> _Data records_
## START

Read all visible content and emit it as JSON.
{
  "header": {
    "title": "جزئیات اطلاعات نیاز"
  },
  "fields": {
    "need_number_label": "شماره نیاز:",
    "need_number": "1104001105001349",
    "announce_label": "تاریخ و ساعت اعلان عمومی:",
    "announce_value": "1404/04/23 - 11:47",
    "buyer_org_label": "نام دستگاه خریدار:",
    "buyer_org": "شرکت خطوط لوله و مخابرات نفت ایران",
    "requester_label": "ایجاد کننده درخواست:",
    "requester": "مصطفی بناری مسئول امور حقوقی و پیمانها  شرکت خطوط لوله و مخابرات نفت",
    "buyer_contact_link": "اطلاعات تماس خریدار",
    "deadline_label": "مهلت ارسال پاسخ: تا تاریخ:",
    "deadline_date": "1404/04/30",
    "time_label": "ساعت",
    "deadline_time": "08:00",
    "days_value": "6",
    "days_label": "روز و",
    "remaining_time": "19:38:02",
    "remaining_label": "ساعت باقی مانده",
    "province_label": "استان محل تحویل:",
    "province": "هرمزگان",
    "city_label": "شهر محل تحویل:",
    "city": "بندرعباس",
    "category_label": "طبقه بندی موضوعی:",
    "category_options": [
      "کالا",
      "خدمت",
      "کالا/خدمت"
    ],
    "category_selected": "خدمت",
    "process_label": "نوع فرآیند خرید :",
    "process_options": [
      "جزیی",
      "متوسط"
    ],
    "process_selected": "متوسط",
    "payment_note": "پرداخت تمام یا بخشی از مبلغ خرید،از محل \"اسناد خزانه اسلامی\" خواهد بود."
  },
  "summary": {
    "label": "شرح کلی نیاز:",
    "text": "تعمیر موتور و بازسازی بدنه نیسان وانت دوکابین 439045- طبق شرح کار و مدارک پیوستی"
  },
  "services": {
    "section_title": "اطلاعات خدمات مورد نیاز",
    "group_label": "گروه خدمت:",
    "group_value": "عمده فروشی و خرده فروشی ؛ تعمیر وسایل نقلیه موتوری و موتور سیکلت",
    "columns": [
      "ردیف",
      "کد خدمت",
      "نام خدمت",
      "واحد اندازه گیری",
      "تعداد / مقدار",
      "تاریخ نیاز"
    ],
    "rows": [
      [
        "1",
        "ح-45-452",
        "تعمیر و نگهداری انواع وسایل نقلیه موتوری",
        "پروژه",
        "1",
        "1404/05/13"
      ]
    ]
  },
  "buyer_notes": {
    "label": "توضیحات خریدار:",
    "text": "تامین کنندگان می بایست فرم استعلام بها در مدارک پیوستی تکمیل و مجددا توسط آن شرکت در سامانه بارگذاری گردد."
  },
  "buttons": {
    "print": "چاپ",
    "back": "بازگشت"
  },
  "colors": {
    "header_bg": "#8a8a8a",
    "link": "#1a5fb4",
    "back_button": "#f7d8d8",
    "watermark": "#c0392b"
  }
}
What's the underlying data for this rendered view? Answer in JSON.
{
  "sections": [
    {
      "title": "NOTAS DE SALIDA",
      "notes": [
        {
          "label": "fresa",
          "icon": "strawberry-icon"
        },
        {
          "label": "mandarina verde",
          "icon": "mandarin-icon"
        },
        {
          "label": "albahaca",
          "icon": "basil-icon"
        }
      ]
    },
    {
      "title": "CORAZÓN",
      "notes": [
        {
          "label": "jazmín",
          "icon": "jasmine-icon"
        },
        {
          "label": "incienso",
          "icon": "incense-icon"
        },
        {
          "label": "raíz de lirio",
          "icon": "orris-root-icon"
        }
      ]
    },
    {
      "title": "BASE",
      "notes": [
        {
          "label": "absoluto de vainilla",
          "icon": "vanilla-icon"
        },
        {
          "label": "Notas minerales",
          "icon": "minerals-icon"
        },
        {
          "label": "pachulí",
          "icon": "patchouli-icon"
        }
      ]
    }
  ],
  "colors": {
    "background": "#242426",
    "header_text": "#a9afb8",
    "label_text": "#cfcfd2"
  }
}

## END

> _Problem description_
Return all of the above records exactly, leaving no line out.

> _Task answer_
Read all visible content and emit it as JSON.
{
  "header": {
    "title": "جزئیات اطلاعات نیاز"
  },
  "fields": {
    "need_number_label": "شماره نیاز:",
    "need_number": "1104001105001349",
    "announce_label": "تاریخ و ساعت اعلان عمومی:",
    "announce_value": "1404/04/23 - 11:47",
    "buyer_org_label": "نام دستگاه خریدار:",
    "buyer_org": "شرکت خطوط لوله و مخابرات نفت ایران",
    "requester_label": "ایجاد کننده درخواست:",
    "requester": "مصطفی بناری مسئول امور حقوقی و پیمانها  شرکت خطوط لوله و مخابرات نفت",
    "buyer_contact_link": "اطلاعات تماس خریدار",
    "deadline_label": "مهلت ارسال پاسخ: تا تاریخ:",
    "deadline_date": "1404/04/30",
    "time_label": "ساعت",
    "deadline_time": "08:00",
    "days_value": "6",
    "days_label": "روز و",
    "remaining_time": "19:38:02",
    "remaining_label": "ساعت باقی مانده",
    "province_label": "استان محل تحویل:",
    "province": "هرمزگان",
    "city_label": "شهر محل تحویل:",
    "city": "بندرعباس",
    "category_label": "طبقه بندی موضوعی:",
    "category_options": [
      "کالا",
      "خدمت",
      "کالا/خدمت"
    ],
    "category_selected": "خدمت",
    "process_label": "نوع فرآیند خرید :",
    "process_options": [
      "جزیی",
      "متوسط"
    ],
    "process_selected": "متوسط",
    "payment_note": "پرداخت تمام یا بخشی از مبلغ خرید،از محل \"اسناد خزانه اسلامی\" خواهد بود."
  },
  "summary": {
    "label": "شرح کلی نیاز:",
    "text": "تعمیر موتور و بازسازی بدنه نیسان وانت دوکابین 439045- طبق شرح کار و مدارک پیوستی"
  },
  "services": {
    "section_title": "اطلاعات خدمات مورد نیاز",
    "group_label": "گروه خدمت:",
    "group_value": "عمده فروشی و خرده فروشی ؛ تعمیر وسایل نقلیه موتوری و موتور سیکلت",
    "columns": [
      "ردیف",
      "کد خدمت",
      "نام خدمت",
      "واحد اندازه گیری",
      "تعداد / مقدار",
      "تاریخ نیاز"
    ],
    "rows": [
      [
        "1",
        "ح-45-452",
        "تعمیر و نگهداری انواع وسایل نقلیه موتوری",
        "پروژه",
        "1",
        "1404/05/13"
      ]
    ]
  },
  "buyer_notes": {
    "label": "توضیحات خریدار:",
    "text": "تامین کنندگان می بایست فرم استعلام بها در مدارک پیوستی تکمیل و مجددا توسط آن شرکت در سامانه بارگذاری گردد."
  },
  "buttons": {
    "print": "چاپ",
    "back": "بازگشت"
  },
  "colors": {
    "header_bg": "#8a8a8a",
    "link": "#1a5fb4",
    "back_button": "#f7d8d8",
    "watermark": "#c0392b"
  }
}
What's the underlying data for this rendered view? Answer in JSON.
{
  "sections": [
    {
      "title": "NOTAS DE SALIDA",
      "notes": [
        {
          "label": "fresa",
          "icon": "strawberry-icon"
        },
        {
          "label": "mandarina verde",
          "icon": "mandarin-icon"
        },
        {
          "label": "albahaca",
          "icon": "basil-icon"
        }
      ]
    },
    {
      "title": "CORAZÓN",
      "notes": [
        {
          "label": "jazmín",
          "icon": "jasmine-icon"
        },
        {
          "label": "incienso",
          "icon": "incense-icon"
        },
        {
          "label": "raíz de lirio",
          "icon": "orris-root-icon"
        }
      ]
    },
    {
      "title": "BASE",
      "notes": [
        {
          "label": "absoluto de vainilla",
          "icon": "vanilla-icon"
        },
        {
          "label": "Notas minerales",
          "icon": "minerals-icon"
        },
        {
          "label": "pachulí",
          "icon": "patchouli-icon"
        }
      ]
    }
  ],
  "colors": {
    "background": "#242426",
    "header_text": "#a9afb8",
    "label_text": "#cfcfd2"
  }
}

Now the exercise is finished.